— begin —
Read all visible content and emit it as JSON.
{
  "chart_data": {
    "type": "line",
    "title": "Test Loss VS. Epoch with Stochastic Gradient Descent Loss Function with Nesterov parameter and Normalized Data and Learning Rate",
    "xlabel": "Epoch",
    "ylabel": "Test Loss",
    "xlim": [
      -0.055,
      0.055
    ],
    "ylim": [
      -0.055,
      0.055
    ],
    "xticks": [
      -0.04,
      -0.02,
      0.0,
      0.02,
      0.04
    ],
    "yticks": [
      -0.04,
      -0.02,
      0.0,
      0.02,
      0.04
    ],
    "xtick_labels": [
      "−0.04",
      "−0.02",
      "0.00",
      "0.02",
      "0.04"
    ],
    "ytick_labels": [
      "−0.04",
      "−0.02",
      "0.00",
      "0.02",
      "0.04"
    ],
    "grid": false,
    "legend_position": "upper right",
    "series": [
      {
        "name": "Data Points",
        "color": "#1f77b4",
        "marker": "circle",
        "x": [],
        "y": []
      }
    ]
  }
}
— end —
__To be done__:
Find every line in the records that contains the word "Loss"; copy those lines.

__Result for this exercise__:
    "title": "Test Loss VS. Epoch with Stochastic Gradient Descent Loss Function with Nesterov parameter and Normalized Data and Learning Rate",
    "ylabel": "Test Loss",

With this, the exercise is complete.